» AIM: Output all the data exactly. Pictures do not belong in the copy.

[Data records]
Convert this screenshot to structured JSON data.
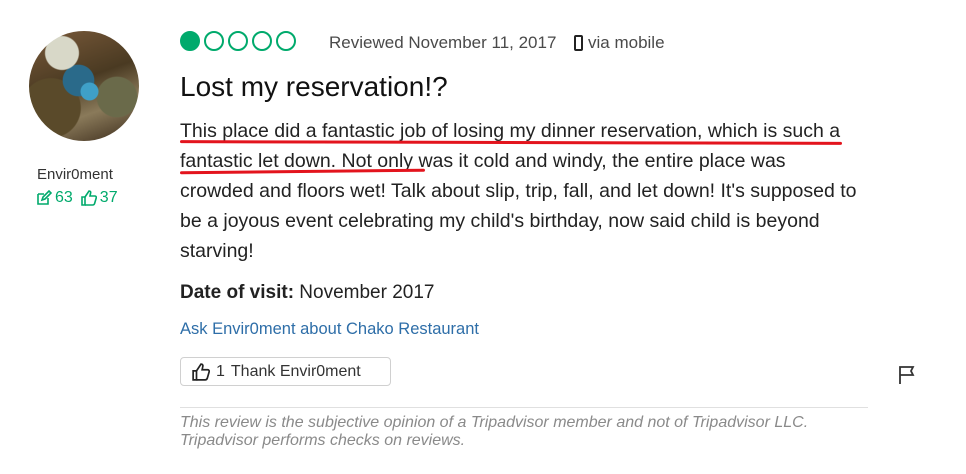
{
  "reviewer": {
    "username": "Envir0ment",
    "contributions": "63",
    "helpful_votes": "37"
  },
  "review": {
    "rating_filled": 1,
    "rating_total": 5,
    "reviewed_date": "Reviewed November 11, 2017",
    "via": "via mobile",
    "title": "Lost my reservation!?",
    "body_highlight_1": "This place did a fantastic job of losing my dinner reservation, which is",
    "body_highlight_2": "such a fantastic let down.",
    "body_rest": " Not only was it cold and windy, the entire place was crowded and floors wet! Talk about slip, trip, fall, and let down! It's supposed to be a joyous event celebrating my child's birthday, now said child is beyond starving!",
    "date_of_visit_label": "Date of visit:",
    "date_of_visit_value": " November 2017",
    "ask_link": "Ask Envir0ment about Chako Restaurant",
    "thank_count": "1",
    "thank_label": "Thank Envir0ment",
    "disclaimer": "This review is the subjective opinion of a Tripadvisor member and not of Tripadvisor LLC. Tripadvisor performs checks on reviews."
  },
  "colors": {
    "accent": "#00aa6c",
    "annotation": "#e3141d",
    "link": "#2e6ea8"
  }
}
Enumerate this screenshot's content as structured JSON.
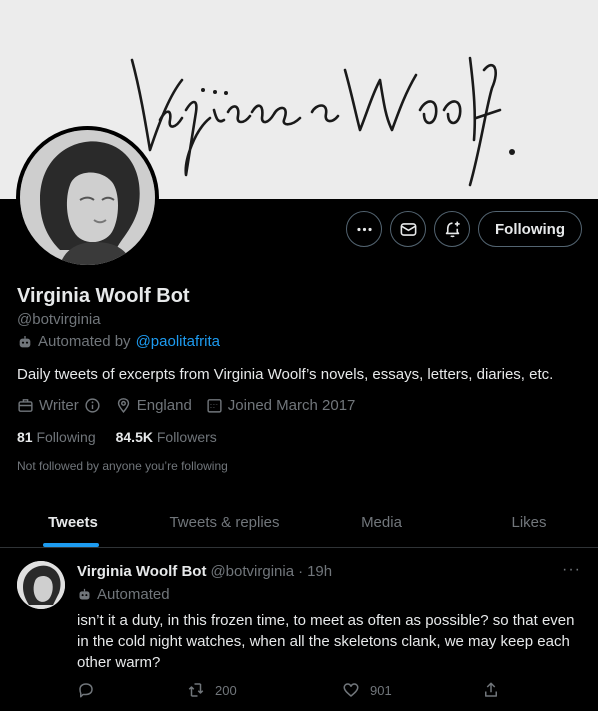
{
  "banner": {
    "signature_text": "Virginia Woolf."
  },
  "header_actions": {
    "more_icon": "ellipsis-icon",
    "message_icon": "envelope-icon",
    "notify_icon": "bell-plus-icon",
    "follow_label": "Following"
  },
  "profile": {
    "name": "Virginia Woolf Bot",
    "handle": "@botvirginia",
    "automated_prefix": "Automated by",
    "automated_link": "@paolitafrita",
    "bio": "Daily tweets of excerpts from Virginia Woolf’s novels, essays, letters, diaries, etc.",
    "category": "Writer",
    "location": "England",
    "joined": "Joined March 2017",
    "following_count": "81",
    "following_label": "Following",
    "followers_count": "84.5K",
    "followers_label": "Followers",
    "not_followed": "Not followed by anyone you’re following"
  },
  "tabs": [
    {
      "label": "Tweets",
      "active": true
    },
    {
      "label": "Tweets & replies",
      "active": false
    },
    {
      "label": "Media",
      "active": false
    },
    {
      "label": "Likes",
      "active": false
    }
  ],
  "tweet": {
    "name": "Virginia Woolf Bot",
    "handle": "@botvirginia",
    "separator": "·",
    "time": "19h",
    "more": "···",
    "automated": "Automated",
    "text": "isn’t it a duty, in this frozen time, to meet as often as possible? so that even in the cold night watches, when all the skeletons clank, we may keep each other warm?",
    "retweets": "200",
    "likes": "901"
  },
  "colors": {
    "accent": "#1d9bf0",
    "muted": "#71767b",
    "text": "#e7e9ea",
    "background": "#000000"
  }
}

» EXERCISE RESULT:
Convert this screenshot to structured JSON data.
{
  "reviewer": {
    "username": "Envir0ment",
    "contributions": "63",
    "helpful_votes": "37"
  },
  "review": {
    "rating_filled": 1,
    "rating_total": 5,
    "reviewed_date": "Reviewed November 11, 2017",
    "via": "via mobile",
    "title": "Lost my reservation!?",
    "body_highlight_1": "This place did a fantastic job of losing my dinner reservation, which is",
    "body_highlight_2": "such a fantastic let down.",
    "body_rest": " Not only was it cold and windy, the entire place was crowded and floors wet! Talk about slip, trip, fall, and let down! It's supposed to be a joyous event celebrating my child's birthday, now said child is beyond starving!",
    "date_of_visit_label": "Date of visit:",
    "date_of_visit_value": " November 2017",
    "ask_link": "Ask Envir0ment about Chako Restaurant",
    "thank_count": "1",
    "thank_label": "Thank Envir0ment",
    "disclaimer": "This review is the subjective opinion of a Tripadvisor member and not of Tripadvisor LLC. Tripadvisor performs checks on reviews."
  },
  "colors": {
    "accent": "#00aa6c",
    "annotation": "#e3141d",
    "link": "#2e6ea8"
  }
}
Enumerate this screenshot's content as structured JSON.
{
  "banner": {
    "signature_text": "Virginia Woolf."
  },
  "header_actions": {
    "more_icon": "ellipsis-icon",
    "message_icon": "envelope-icon",
    "notify_icon": "bell-plus-icon",
    "follow_label": "Following"
  },
  "profile": {
    "name": "Virginia Woolf Bot",
    "handle": "@botvirginia",
    "automated_prefix": "Automated by",
    "automated_link": "@paolitafrita",
    "bio": "Daily tweets of excerpts from Virginia Woolf’s novels, essays, letters, diaries, etc.",
    "category": "Writer",
    "location": "England",
    "joined": "Joined March 2017",
    "following_count": "81",
    "following_label": "Following",
    "followers_count": "84.5K",
    "followers_label": "Followers",
    "not_followed": "Not followed by anyone you’re following"
  },
  "tabs": [
    {
      "label": "Tweets",
      "active": true
    },
    {
      "label": "Tweets & replies",
      "active": false
    },
    {
      "label": "Media",
      "active": false
    },
    {
      "label": "Likes",
      "active": false
    }
  ],
  "tweet": {
    "name": "Virginia Woolf Bot",
    "handle": "@botvirginia",
    "separator": "·",
    "time": "19h",
    "more": "···",
    "automated": "Automated",
    "text": "isn’t it a duty, in this frozen time, to meet as often as possible? so that even in the cold night watches, when all the skeletons clank, we may keep each other warm?",
    "retweets": "200",
    "likes": "901"
  },
  "colors": {
    "accent": "#1d9bf0",
    "muted": "#71767b",
    "text": "#e7e9ea",
    "background": "#000000"
  }
}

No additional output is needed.